TO DO:
Reproduce every record exactly as it appears, but not the pictures.

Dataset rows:
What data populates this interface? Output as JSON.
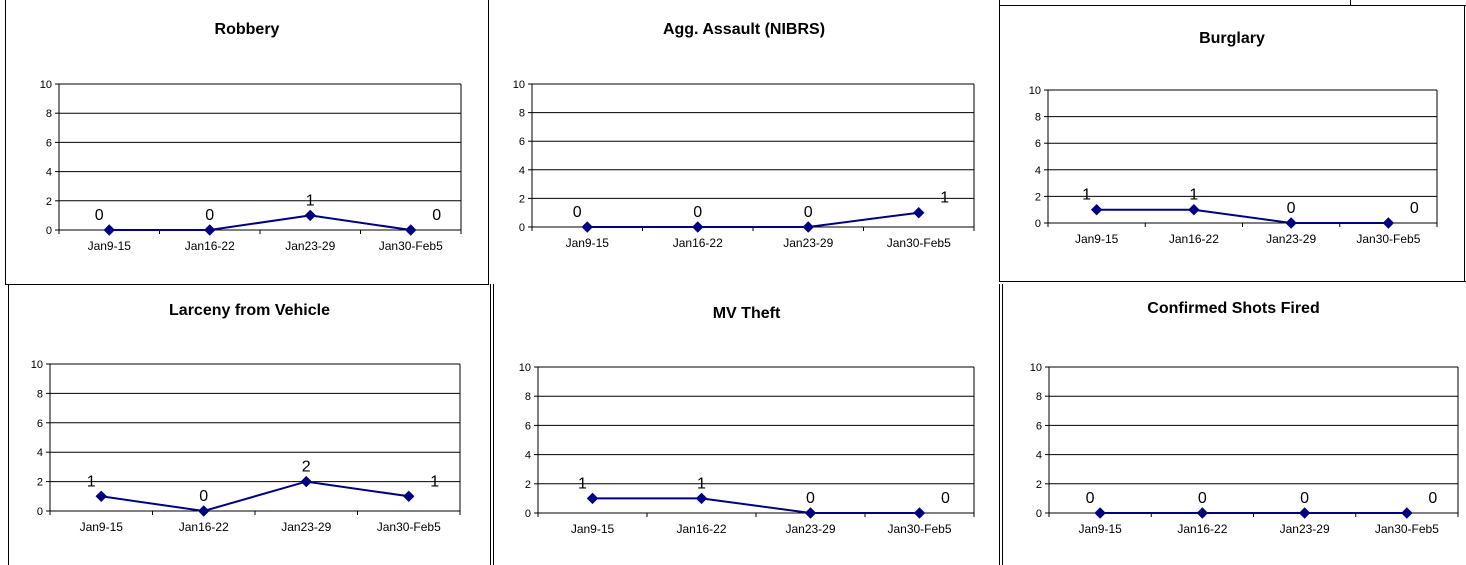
{
  "chart_data": [
    {
      "type": "line",
      "title": "Robbery",
      "categories": [
        "Jan9-15",
        "Jan16-22",
        "Jan23-29",
        "Jan30-Feb5"
      ],
      "values": [
        0,
        0,
        1,
        0
      ],
      "ylim": [
        0,
        10
      ],
      "yticks": [
        0,
        2,
        4,
        6,
        8,
        10
      ],
      "grid": true,
      "line_color": "#000080"
    },
    {
      "type": "line",
      "title": "Agg. Assault (NIBRS)",
      "categories": [
        "Jan9-15",
        "Jan16-22",
        "Jan23-29",
        "Jan30-Feb5"
      ],
      "values": [
        0,
        0,
        0,
        1
      ],
      "ylim": [
        0,
        10
      ],
      "yticks": [
        0,
        2,
        4,
        6,
        8,
        10
      ],
      "grid": true,
      "line_color": "#000080"
    },
    {
      "type": "line",
      "title": "Burglary",
      "categories": [
        "Jan9-15",
        "Jan16-22",
        "Jan23-29",
        "Jan30-Feb5"
      ],
      "values": [
        1,
        1,
        0,
        0
      ],
      "ylim": [
        0,
        10
      ],
      "yticks": [
        0,
        2,
        4,
        6,
        8,
        10
      ],
      "grid": true,
      "line_color": "#000080"
    },
    {
      "type": "line",
      "title": "Larceny from Vehicle",
      "categories": [
        "Jan9-15",
        "Jan16-22",
        "Jan23-29",
        "Jan30-Feb5"
      ],
      "values": [
        1,
        0,
        2,
        1
      ],
      "ylim": [
        0,
        10
      ],
      "yticks": [
        0,
        2,
        4,
        6,
        8,
        10
      ],
      "grid": true,
      "line_color": "#000080"
    },
    {
      "type": "line",
      "title": "MV Theft",
      "categories": [
        "Jan9-15",
        "Jan16-22",
        "Jan23-29",
        "Jan30-Feb5"
      ],
      "values": [
        1,
        1,
        0,
        0
      ],
      "ylim": [
        0,
        10
      ],
      "yticks": [
        0,
        2,
        4,
        6,
        8,
        10
      ],
      "grid": true,
      "line_color": "#000080"
    },
    {
      "type": "line",
      "title": "Confirmed Shots Fired",
      "categories": [
        "Jan9-15",
        "Jan16-22",
        "Jan23-29",
        "Jan30-Feb5"
      ],
      "values": [
        0,
        0,
        0,
        0
      ],
      "ylim": [
        0,
        10
      ],
      "yticks": [
        0,
        2,
        4,
        6,
        8,
        10
      ],
      "grid": true,
      "line_color": "#000080"
    }
  ]
}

TASK ANSWER:
What data populates this interface? Output as JSON.
{
  "chart_data": [
    {
      "type": "line",
      "title": "Robbery",
      "categories": [
        "Jan9-15",
        "Jan16-22",
        "Jan23-29",
        "Jan30-Feb5"
      ],
      "values": [
        0,
        0,
        1,
        0
      ],
      "ylim": [
        0,
        10
      ],
      "yticks": [
        0,
        2,
        4,
        6,
        8,
        10
      ],
      "grid": true,
      "line_color": "#000080"
    },
    {
      "type": "line",
      "title": "Agg. Assault (NIBRS)",
      "categories": [
        "Jan9-15",
        "Jan16-22",
        "Jan23-29",
        "Jan30-Feb5"
      ],
      "values": [
        0,
        0,
        0,
        1
      ],
      "ylim": [
        0,
        10
      ],
      "yticks": [
        0,
        2,
        4,
        6,
        8,
        10
      ],
      "grid": true,
      "line_color": "#000080"
    },
    {
      "type": "line",
      "title": "Burglary",
      "categories": [
        "Jan9-15",
        "Jan16-22",
        "Jan23-29",
        "Jan30-Feb5"
      ],
      "values": [
        1,
        1,
        0,
        0
      ],
      "ylim": [
        0,
        10
      ],
      "yticks": [
        0,
        2,
        4,
        6,
        8,
        10
      ],
      "grid": true,
      "line_color": "#000080"
    },
    {
      "type": "line",
      "title": "Larceny from Vehicle",
      "categories": [
        "Jan9-15",
        "Jan16-22",
        "Jan23-29",
        "Jan30-Feb5"
      ],
      "values": [
        1,
        0,
        2,
        1
      ],
      "ylim": [
        0,
        10
      ],
      "yticks": [
        0,
        2,
        4,
        6,
        8,
        10
      ],
      "grid": true,
      "line_color": "#000080"
    },
    {
      "type": "line",
      "title": "MV Theft",
      "categories": [
        "Jan9-15",
        "Jan16-22",
        "Jan23-29",
        "Jan30-Feb5"
      ],
      "values": [
        1,
        1,
        0,
        0
      ],
      "ylim": [
        0,
        10
      ],
      "yticks": [
        0,
        2,
        4,
        6,
        8,
        10
      ],
      "grid": true,
      "line_color": "#000080"
    },
    {
      "type": "line",
      "title": "Confirmed Shots Fired",
      "categories": [
        "Jan9-15",
        "Jan16-22",
        "Jan23-29",
        "Jan30-Feb5"
      ],
      "values": [
        0,
        0,
        0,
        0
      ],
      "ylim": [
        0,
        10
      ],
      "yticks": [
        0,
        2,
        4,
        6,
        8,
        10
      ],
      "grid": true,
      "line_color": "#000080"
    }
  ]
}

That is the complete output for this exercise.